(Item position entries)
== == ==
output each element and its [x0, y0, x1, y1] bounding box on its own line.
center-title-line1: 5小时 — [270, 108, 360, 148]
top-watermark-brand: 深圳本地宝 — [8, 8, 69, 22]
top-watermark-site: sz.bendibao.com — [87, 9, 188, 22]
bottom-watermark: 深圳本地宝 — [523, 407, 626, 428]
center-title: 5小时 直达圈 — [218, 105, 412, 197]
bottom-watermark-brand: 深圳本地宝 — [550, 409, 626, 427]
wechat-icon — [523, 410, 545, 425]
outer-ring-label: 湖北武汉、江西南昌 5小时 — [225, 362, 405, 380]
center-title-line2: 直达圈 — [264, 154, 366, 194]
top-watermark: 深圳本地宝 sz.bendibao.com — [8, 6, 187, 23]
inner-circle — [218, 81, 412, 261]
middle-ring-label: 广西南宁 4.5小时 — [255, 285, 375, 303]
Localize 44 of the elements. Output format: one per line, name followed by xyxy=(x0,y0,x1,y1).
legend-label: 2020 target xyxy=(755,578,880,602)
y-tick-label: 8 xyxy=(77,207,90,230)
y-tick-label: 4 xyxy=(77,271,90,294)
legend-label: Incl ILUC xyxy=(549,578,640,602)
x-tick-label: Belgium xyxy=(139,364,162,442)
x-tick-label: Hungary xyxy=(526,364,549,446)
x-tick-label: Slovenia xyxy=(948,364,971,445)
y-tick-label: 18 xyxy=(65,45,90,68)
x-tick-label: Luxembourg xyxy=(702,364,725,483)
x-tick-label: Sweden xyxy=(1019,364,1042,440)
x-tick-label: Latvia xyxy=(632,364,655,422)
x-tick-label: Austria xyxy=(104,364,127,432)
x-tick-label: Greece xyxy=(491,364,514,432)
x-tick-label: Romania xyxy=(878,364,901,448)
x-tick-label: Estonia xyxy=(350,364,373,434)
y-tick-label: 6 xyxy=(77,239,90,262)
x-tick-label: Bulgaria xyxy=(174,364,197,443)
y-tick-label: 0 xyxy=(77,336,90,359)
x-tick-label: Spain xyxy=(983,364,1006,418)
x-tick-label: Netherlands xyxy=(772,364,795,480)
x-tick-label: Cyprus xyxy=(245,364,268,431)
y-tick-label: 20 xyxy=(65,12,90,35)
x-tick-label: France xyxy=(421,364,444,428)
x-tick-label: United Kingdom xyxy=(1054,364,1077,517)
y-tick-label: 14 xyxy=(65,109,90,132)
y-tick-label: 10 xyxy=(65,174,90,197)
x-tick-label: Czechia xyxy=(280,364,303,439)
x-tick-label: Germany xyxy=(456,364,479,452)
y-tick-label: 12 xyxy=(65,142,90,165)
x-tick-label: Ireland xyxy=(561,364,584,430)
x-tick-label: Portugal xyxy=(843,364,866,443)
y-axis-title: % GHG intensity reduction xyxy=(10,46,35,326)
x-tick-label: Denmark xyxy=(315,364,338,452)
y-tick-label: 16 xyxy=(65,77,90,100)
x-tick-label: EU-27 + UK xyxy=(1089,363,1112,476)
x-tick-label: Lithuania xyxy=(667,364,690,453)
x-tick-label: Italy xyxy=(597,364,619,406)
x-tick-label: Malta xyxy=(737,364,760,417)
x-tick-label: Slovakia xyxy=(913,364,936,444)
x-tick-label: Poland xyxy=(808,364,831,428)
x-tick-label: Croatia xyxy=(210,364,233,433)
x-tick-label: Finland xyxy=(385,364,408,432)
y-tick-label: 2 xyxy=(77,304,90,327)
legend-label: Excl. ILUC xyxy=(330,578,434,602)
== == ==
◆ **TASK PROMPT**: Please rewrite every row, replacing "bounding box" with "enclosing box" and leaving everything else unchanged.

◆ **EXERCISE OUTPUT**:
output each element and its [x0, y0, x1, y1] enclosing box on its own line.
center-title-line1: 5小时 — [270, 108, 360, 148]
top-watermark-brand: 深圳本地宝 — [8, 8, 69, 22]
top-watermark-site: sz.bendibao.com — [87, 9, 188, 22]
bottom-watermark: 深圳本地宝 — [523, 407, 626, 428]
center-title: 5小时 直达圈 — [218, 105, 412, 197]
bottom-watermark-brand: 深圳本地宝 — [550, 409, 626, 427]
wechat-icon — [523, 410, 545, 425]
outer-ring-label: 湖北武汉、江西南昌 5小时 — [225, 362, 405, 380]
center-title-line2: 直达圈 — [264, 154, 366, 194]
top-watermark: 深圳本地宝 sz.bendibao.com — [8, 6, 187, 23]
inner-circle — [218, 81, 412, 261]
middle-ring-label: 广西南宁 4.5小时 — [255, 285, 375, 303]
Localize 44 of the elements. Output format: one per line, name followed by xyxy=(x0,y0,x1,y1).
legend-label: 2020 target xyxy=(755,578,880,602)
y-tick-label: 8 xyxy=(77,207,90,230)
y-tick-label: 4 xyxy=(77,271,90,294)
legend-label: Incl ILUC xyxy=(549,578,640,602)
x-tick-label: Belgium xyxy=(139,364,162,442)
x-tick-label: Hungary xyxy=(526,364,549,446)
x-tick-label: Slovenia xyxy=(948,364,971,445)
y-tick-label: 18 xyxy=(65,45,90,68)
x-tick-label: Luxembourg xyxy=(702,364,725,483)
x-tick-label: Sweden xyxy=(1019,364,1042,440)
x-tick-label: Latvia xyxy=(632,364,655,422)
x-tick-label: Austria xyxy=(104,364,127,432)
x-tick-label: Greece xyxy=(491,364,514,432)
x-tick-label: Romania xyxy=(878,364,901,448)
x-tick-label: Estonia xyxy=(350,364,373,434)
y-tick-label: 6 xyxy=(77,239,90,262)
x-tick-label: Bulgaria xyxy=(174,364,197,443)
y-tick-label: 0 xyxy=(77,336,90,359)
x-tick-label: Spain xyxy=(983,364,1006,418)
x-tick-label: Netherlands xyxy=(772,364,795,480)
x-tick-label: Cyprus xyxy=(245,364,268,431)
y-tick-label: 20 xyxy=(65,12,90,35)
x-tick-label: France xyxy=(421,364,444,428)
x-tick-label: United Kingdom xyxy=(1054,364,1077,517)
y-tick-label: 14 xyxy=(65,109,90,132)
y-tick-label: 10 xyxy=(65,174,90,197)
x-tick-label: Czechia xyxy=(280,364,303,439)
x-tick-label: Germany xyxy=(456,364,479,452)
y-tick-label: 12 xyxy=(65,142,90,165)
x-tick-label: Ireland xyxy=(561,364,584,430)
x-tick-label: Portugal xyxy=(843,364,866,443)
y-axis-title: % GHG intensity reduction xyxy=(10,46,35,326)
x-tick-label: Denmark xyxy=(315,364,338,452)
y-tick-label: 16 xyxy=(65,77,90,100)
x-tick-label: EU-27 + UK xyxy=(1089,363,1112,476)
x-tick-label: Lithuania xyxy=(667,364,690,453)
x-tick-label: Italy xyxy=(597,364,619,406)
x-tick-label: Malta xyxy=(737,364,760,417)
x-tick-label: Slovakia xyxy=(913,364,936,444)
x-tick-label: Poland xyxy=(808,364,831,428)
x-tick-label: Croatia xyxy=(210,364,233,433)
x-tick-label: Finland xyxy=(385,364,408,432)
y-tick-label: 2 xyxy=(77,304,90,327)
legend-label: Excl. ILUC xyxy=(330,578,434,602)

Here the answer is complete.